■ **TEXT PASSAGE**:
## Begin

The AG declined to quantify the degree of risk but said it was not insignificant. For that reason, the AG did not recommend abolishing PRC at this time.
Currency note
This opinion was issued in 1994. Subsequent statutory amendments, court decisions, or later AG opinions may have changed the analysis. Treat this page as historical context, not current legal advice. Verify current law before relying on any specific rule, deadline, or remedy mentioned here.
The Interstate Commerce Commission was abolished in 1995 by the ICC Termination Act, and its functions transferred to the Surface Transportation Board. Subsequent NC legislation has restructured the relationship between SPA and rail operations at the ports, and the Ports Railway Commission's status and operations have evolved. The Railway Labor Act doctrines around "carrier" status and common control continue to develop. Anyone with a current question about port-area rail labor or organizational structure should consult current NC Chapter 143B, current Surface Transportation Board regulations, current Railway Labor Act case law, and counsel familiar with rail labor.
Common questions
Q: Why is the Railway Labor Act so different from regular employment law?
A: RLA covers rail and airline labor relations exclusively, with its own dispute-resolution machinery (National Mediation Board, presidential emergency boards, statutory cooling-off periods). It is structurally different from the National Labor Relations Act that covers most other private-sector workers. Being pulled into RLA jurisdiction means an employer has to operate under that distinct framework instead of the more familiar NLRA framework.
Q: What is "residual common carrier obligation"?
A: When a railroad transfers operating rights without formally abandoning the line, the railroad keeps a latent obligation to provide service if the lessee or successor ever exits. The ICC (now Surface Transportation Board) recognized this concept because abandoning rail service requires a separate regulatory process; transferring operations to a lessee is a less complete exit. The residual obligation can spring back to life if circumstances change.

## End

■ **GIVEN ENTRIES**:
## Begin

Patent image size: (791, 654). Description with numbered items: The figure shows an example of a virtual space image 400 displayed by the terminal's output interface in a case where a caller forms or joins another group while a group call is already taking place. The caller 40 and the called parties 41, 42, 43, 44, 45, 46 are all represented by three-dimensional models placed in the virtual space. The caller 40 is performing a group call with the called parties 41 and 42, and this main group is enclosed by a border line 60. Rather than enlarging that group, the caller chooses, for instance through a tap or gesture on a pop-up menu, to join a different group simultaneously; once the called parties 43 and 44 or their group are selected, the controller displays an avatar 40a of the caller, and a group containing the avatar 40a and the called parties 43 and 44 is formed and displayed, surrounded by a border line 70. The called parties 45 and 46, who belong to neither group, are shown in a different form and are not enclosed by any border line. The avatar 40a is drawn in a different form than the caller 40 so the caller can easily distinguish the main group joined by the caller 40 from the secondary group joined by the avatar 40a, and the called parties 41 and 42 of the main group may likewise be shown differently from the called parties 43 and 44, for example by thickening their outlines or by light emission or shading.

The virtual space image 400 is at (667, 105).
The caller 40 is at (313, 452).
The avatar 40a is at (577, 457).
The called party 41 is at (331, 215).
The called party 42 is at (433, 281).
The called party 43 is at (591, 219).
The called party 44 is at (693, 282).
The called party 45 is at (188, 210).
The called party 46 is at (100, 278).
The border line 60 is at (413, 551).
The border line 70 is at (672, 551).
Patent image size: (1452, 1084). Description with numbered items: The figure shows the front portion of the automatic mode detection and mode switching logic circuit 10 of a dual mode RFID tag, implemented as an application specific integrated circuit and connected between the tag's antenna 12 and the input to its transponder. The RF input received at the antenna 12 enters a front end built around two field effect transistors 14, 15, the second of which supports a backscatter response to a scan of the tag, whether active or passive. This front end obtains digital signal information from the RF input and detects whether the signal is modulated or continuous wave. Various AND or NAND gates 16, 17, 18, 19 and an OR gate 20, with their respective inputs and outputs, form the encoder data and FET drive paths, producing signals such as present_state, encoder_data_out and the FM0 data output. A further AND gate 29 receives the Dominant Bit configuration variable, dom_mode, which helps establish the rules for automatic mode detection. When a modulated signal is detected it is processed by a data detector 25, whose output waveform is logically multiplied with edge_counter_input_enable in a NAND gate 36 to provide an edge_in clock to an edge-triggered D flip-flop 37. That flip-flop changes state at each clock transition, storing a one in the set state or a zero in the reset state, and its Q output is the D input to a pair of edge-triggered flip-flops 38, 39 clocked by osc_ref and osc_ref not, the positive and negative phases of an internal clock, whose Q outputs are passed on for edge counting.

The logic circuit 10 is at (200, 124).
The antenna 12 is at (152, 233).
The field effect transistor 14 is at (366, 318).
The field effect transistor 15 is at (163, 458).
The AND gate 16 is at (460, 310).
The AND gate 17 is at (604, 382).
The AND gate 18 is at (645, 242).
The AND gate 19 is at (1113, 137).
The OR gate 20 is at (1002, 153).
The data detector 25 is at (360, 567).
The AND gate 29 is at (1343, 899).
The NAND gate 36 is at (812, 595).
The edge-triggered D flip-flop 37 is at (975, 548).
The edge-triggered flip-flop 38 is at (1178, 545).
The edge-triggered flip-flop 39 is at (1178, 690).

## End

Continue the page on the 1994 Ports Railway Commission opinion from its last sentence.

Q: Why would the bill keep PRC alive instead of transferring everything to SPA?
A: To preserve the legal separation. As long as PRC exists as a distinct entity (even if functionally dormant) holding the "carrier" status, SPA can maintain its 1982-vintage finding that it is not a carrier. Folding PRC into SPA may unwind that separation in the eyes of the NMB and federal courts.
Q: What does "common control" mean under the Railway Labor Act?
A: A test for whether two entities are functionally a single carrier for RLA purposes. The ILA's argument has been that SPA and PRC are under common control (because of overlapping governance, financial relationships, or operational integration) and therefore both should be treated as carriers. The D.C. Circuit's remand pushed the NMB to take that argument seriously.
Q: What would happen to longshoremen's representation if SPA became a carrier again?
A: The 1970 ILA certification for SPA terminal railroad employees would essentially be revived, and SPA's broader employment relations could fall under RLA jurisdiction instead of the NLRA. That would change collective bargaining structure, dispute resolution, and many practical aspects of labor relations at the ports.
Q: Does the AG opinion bind the General Assembly?
A: No. AG opinions are advisory. The General Assembly is free to pass legislation despite an AG opinion identifying risks. But this opinion gave NCDOT (and through it, legislators considering the bill) a clear-eyed assessment of the litigation exposure abolishment could create. The AG recommends against the abolishment at this time, and the General Assembly retains discretion to follow that recommendation or not.
Background and statutory framework
The interplay between state ports authorities, terminal railroads, and federal rail labor law is unusually intricate. The NC Ports Railway Commission was created in 1979 specifically to take over SPA's terminal railroad operations, presumably with the legal effect of decoupling SPA from RLA jurisdiction. That decoupling worked for a while: the NMB in 1982 confirmed SPA was no longer a carrier.
But the decoupling was incomplete enough that ILA continued to litigate, and the D.C. Circuit twice remanded for further NMB consideration. The 1986–1988 lease arrangement and ICC exit further muddied the picture by leaving PRC with a residual common carrier obligation that could be reactivated.
The 1994 AG opinion is a careful piece of risk analysis. It does not say abolishing PRC will definitely lose the litigation, but it does say the risk is meaningful enough that doing nothing is the prudent course. The opinion is a useful example of legal risk advice on a multi-year, multi-forum litigation matter where structural changes at the state level could disrupt a careful legal architecture.
Citations
- N.C.G.S. §§ 143B-469 et seq. (NC Ports Railway Commission, established 1979)
- 45 U.S.C. §§ 151 et seq. (federal Railway Labor Act; defines "carrier" to include any common-controlled or carrier-controlled entity operating rail-related facilities)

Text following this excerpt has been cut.